[Rows from a dataset]
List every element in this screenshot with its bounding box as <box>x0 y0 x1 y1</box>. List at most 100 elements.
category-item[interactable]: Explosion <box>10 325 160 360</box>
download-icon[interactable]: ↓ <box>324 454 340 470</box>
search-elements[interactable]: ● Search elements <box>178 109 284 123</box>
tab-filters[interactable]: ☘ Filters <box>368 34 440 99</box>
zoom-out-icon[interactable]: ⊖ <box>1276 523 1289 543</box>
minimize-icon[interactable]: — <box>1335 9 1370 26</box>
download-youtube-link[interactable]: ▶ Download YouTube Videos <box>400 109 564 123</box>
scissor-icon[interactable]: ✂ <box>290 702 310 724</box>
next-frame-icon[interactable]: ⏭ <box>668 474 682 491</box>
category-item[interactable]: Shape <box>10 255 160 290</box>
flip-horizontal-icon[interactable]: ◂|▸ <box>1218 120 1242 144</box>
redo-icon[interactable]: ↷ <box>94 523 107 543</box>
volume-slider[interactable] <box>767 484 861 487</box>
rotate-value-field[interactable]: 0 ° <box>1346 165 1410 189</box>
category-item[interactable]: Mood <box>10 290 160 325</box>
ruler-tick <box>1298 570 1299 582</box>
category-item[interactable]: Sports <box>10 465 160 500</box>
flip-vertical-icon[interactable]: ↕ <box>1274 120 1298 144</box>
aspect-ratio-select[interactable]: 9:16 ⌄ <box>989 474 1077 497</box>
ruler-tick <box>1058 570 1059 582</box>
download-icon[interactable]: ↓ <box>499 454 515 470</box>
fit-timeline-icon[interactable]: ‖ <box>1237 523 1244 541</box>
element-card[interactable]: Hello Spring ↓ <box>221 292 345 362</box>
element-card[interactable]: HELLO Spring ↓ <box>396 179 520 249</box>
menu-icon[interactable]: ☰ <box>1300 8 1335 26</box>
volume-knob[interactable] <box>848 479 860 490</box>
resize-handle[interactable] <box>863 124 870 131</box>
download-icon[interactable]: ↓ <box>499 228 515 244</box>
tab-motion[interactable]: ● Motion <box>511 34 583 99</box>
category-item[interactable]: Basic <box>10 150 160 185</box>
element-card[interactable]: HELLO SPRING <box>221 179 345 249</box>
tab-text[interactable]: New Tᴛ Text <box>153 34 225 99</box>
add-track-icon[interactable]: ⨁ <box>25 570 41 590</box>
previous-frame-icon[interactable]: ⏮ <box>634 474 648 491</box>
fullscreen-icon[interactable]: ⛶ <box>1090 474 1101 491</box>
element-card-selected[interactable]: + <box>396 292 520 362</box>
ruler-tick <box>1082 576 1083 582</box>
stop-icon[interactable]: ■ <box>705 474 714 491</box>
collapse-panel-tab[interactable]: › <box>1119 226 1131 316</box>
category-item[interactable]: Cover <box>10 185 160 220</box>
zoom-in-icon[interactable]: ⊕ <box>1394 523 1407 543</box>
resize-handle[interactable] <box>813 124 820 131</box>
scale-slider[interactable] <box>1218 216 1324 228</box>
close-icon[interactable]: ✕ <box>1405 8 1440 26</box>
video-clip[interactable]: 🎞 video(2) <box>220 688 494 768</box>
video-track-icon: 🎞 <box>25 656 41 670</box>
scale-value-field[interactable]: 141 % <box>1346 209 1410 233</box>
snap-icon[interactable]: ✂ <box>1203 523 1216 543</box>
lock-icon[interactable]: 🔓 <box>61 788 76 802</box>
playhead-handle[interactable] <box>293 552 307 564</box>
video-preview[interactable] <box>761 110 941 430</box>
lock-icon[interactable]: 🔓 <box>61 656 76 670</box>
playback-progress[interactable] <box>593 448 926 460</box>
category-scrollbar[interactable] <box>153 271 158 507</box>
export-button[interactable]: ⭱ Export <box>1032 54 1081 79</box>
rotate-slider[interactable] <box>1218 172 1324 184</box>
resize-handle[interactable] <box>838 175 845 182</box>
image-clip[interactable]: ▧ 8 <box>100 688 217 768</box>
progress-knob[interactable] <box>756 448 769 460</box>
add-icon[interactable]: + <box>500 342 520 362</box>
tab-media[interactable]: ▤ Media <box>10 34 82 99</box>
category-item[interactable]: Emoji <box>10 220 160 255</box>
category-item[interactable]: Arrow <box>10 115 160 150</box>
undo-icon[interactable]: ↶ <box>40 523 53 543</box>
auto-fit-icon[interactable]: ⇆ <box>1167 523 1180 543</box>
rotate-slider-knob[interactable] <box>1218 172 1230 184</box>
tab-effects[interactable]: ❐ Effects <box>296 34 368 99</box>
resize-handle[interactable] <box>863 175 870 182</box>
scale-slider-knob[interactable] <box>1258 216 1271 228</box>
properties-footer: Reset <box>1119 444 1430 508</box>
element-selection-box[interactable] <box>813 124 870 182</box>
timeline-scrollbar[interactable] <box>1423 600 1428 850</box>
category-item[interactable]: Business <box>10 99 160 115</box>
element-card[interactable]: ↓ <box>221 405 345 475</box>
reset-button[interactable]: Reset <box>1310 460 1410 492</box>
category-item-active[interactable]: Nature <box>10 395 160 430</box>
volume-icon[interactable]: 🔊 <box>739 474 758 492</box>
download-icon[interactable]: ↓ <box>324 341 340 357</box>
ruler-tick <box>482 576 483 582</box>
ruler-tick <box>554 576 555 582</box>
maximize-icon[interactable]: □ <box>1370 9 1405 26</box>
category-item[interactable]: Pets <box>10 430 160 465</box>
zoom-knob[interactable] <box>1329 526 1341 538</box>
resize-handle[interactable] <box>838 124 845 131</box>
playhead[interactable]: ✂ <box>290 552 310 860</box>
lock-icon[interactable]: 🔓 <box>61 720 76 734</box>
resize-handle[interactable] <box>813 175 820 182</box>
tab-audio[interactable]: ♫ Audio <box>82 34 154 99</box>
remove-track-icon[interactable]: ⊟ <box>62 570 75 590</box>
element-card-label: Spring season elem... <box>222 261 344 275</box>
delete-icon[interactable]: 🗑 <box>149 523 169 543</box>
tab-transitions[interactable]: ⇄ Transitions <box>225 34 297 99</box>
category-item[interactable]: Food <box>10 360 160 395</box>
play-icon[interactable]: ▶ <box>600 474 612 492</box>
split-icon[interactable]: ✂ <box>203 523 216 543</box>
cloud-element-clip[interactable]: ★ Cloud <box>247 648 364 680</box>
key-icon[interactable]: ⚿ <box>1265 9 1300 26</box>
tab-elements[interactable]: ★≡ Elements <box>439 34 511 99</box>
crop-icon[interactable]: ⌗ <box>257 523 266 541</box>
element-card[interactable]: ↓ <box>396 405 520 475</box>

(WRITTEN TASK):
Transcribe the entire listing above line by line, keeping every character unchanged.

(WRITTEN REPLY):
List every element in this screenshot with its bounding box as <box>x0 y0 x1 y1</box>. List at most 100 elements.
category-item[interactable]: Explosion <box>10 325 160 360</box>
download-icon[interactable]: ↓ <box>324 454 340 470</box>
search-elements[interactable]: ● Search elements <box>178 109 284 123</box>
tab-filters[interactable]: ☘ Filters <box>368 34 440 99</box>
zoom-out-icon[interactable]: ⊖ <box>1276 523 1289 543</box>
minimize-icon[interactable]: — <box>1335 9 1370 26</box>
download-youtube-link[interactable]: ▶ Download YouTube Videos <box>400 109 564 123</box>
scissor-icon[interactable]: ✂ <box>290 702 310 724</box>
next-frame-icon[interactable]: ⏭ <box>668 474 682 491</box>
category-item[interactable]: Shape <box>10 255 160 290</box>
flip-horizontal-icon[interactable]: ◂|▸ <box>1218 120 1242 144</box>
redo-icon[interactable]: ↷ <box>94 523 107 543</box>
volume-slider[interactable] <box>767 484 861 487</box>
rotate-value-field[interactable]: 0 ° <box>1346 165 1410 189</box>
category-item[interactable]: Mood <box>10 290 160 325</box>
ruler-tick <box>1298 570 1299 582</box>
category-item[interactable]: Sports <box>10 465 160 500</box>
flip-vertical-icon[interactable]: ↕ <box>1274 120 1298 144</box>
aspect-ratio-select[interactable]: 9:16 ⌄ <box>989 474 1077 497</box>
ruler-tick <box>1058 570 1059 582</box>
download-icon[interactable]: ↓ <box>499 454 515 470</box>
fit-timeline-icon[interactable]: ‖ <box>1237 523 1244 541</box>
element-card[interactable]: Hello Spring ↓ <box>221 292 345 362</box>
element-card[interactable]: HELLO Spring ↓ <box>396 179 520 249</box>
menu-icon[interactable]: ☰ <box>1300 8 1335 26</box>
volume-knob[interactable] <box>848 479 860 490</box>
resize-handle[interactable] <box>863 124 870 131</box>
download-icon[interactable]: ↓ <box>499 228 515 244</box>
tab-motion[interactable]: ● Motion <box>511 34 583 99</box>
category-item[interactable]: Basic <box>10 150 160 185</box>
element-card[interactable]: HELLO SPRING <box>221 179 345 249</box>
tab-text[interactable]: New Tᴛ Text <box>153 34 225 99</box>
add-track-icon[interactable]: ⨁ <box>25 570 41 590</box>
previous-frame-icon[interactable]: ⏮ <box>634 474 648 491</box>
fullscreen-icon[interactable]: ⛶ <box>1090 474 1101 491</box>
element-card-selected[interactable]: + <box>396 292 520 362</box>
ruler-tick <box>1082 576 1083 582</box>
stop-icon[interactable]: ■ <box>705 474 714 491</box>
collapse-panel-tab[interactable]: › <box>1119 226 1131 316</box>
category-item[interactable]: Cover <box>10 185 160 220</box>
zoom-in-icon[interactable]: ⊕ <box>1394 523 1407 543</box>
resize-handle[interactable] <box>813 124 820 131</box>
scale-slider[interactable] <box>1218 216 1324 228</box>
close-icon[interactable]: ✕ <box>1405 8 1440 26</box>
video-clip[interactable]: 🎞 video(2) <box>220 688 494 768</box>
video-track-icon: 🎞 <box>25 656 41 670</box>
scale-value-field[interactable]: 141 % <box>1346 209 1410 233</box>
snap-icon[interactable]: ✂ <box>1203 523 1216 543</box>
lock-icon[interactable]: 🔓 <box>61 788 76 802</box>
playhead-handle[interactable] <box>293 552 307 564</box>
video-preview[interactable] <box>761 110 941 430</box>
lock-icon[interactable]: 🔓 <box>61 656 76 670</box>
playback-progress[interactable] <box>593 448 926 460</box>
category-scrollbar[interactable] <box>153 271 158 507</box>
export-button[interactable]: ⭱ Export <box>1032 54 1081 79</box>
rotate-slider[interactable] <box>1218 172 1324 184</box>
resize-handle[interactable] <box>838 175 845 182</box>
image-clip[interactable]: ▧ 8 <box>100 688 217 768</box>
progress-knob[interactable] <box>756 448 769 460</box>
add-icon[interactable]: + <box>500 342 520 362</box>
tab-media[interactable]: ▤ Media <box>10 34 82 99</box>
category-item[interactable]: Emoji <box>10 220 160 255</box>
category-item[interactable]: Arrow <box>10 115 160 150</box>
undo-icon[interactable]: ↶ <box>40 523 53 543</box>
auto-fit-icon[interactable]: ⇆ <box>1167 523 1180 543</box>
rotate-slider-knob[interactable] <box>1218 172 1230 184</box>
tab-effects[interactable]: ❐ Effects <box>296 34 368 99</box>
resize-handle[interactable] <box>863 175 870 182</box>
scale-slider-knob[interactable] <box>1258 216 1271 228</box>
properties-footer: Reset <box>1119 444 1430 508</box>
element-selection-box[interactable] <box>813 124 870 182</box>
timeline-scrollbar[interactable] <box>1423 600 1428 850</box>
category-item[interactable]: Business <box>10 99 160 115</box>
element-card[interactable]: ↓ <box>221 405 345 475</box>
reset-button[interactable]: Reset <box>1310 460 1410 492</box>
category-item-active[interactable]: Nature <box>10 395 160 430</box>
volume-icon[interactable]: 🔊 <box>739 474 758 492</box>
download-icon[interactable]: ↓ <box>324 341 340 357</box>
ruler-tick <box>482 576 483 582</box>
ruler-tick <box>554 576 555 582</box>
maximize-icon[interactable]: □ <box>1370 9 1405 26</box>
category-item[interactable]: Pets <box>10 430 160 465</box>
zoom-knob[interactable] <box>1329 526 1341 538</box>
resize-handle[interactable] <box>838 124 845 131</box>
playhead[interactable]: ✂ <box>290 552 310 860</box>
lock-icon[interactable]: 🔓 <box>61 720 76 734</box>
resize-handle[interactable] <box>813 175 820 182</box>
tab-audio[interactable]: ♫ Audio <box>82 34 154 99</box>
remove-track-icon[interactable]: ⊟ <box>62 570 75 590</box>
element-card-label: Spring season elem... <box>222 261 344 275</box>
delete-icon[interactable]: 🗑 <box>149 523 169 543</box>
tab-transitions[interactable]: ⇄ Transitions <box>225 34 297 99</box>
category-item[interactable]: Food <box>10 360 160 395</box>
play-icon[interactable]: ▶ <box>600 474 612 492</box>
split-icon[interactable]: ✂ <box>203 523 216 543</box>
cloud-element-clip[interactable]: ★ Cloud <box>247 648 364 680</box>
key-icon[interactable]: ⚿ <box>1265 9 1300 26</box>
tab-elements[interactable]: ★≡ Elements <box>439 34 511 99</box>
crop-icon[interactable]: ⌗ <box>257 523 266 541</box>
element-card[interactable]: ↓ <box>396 405 520 475</box>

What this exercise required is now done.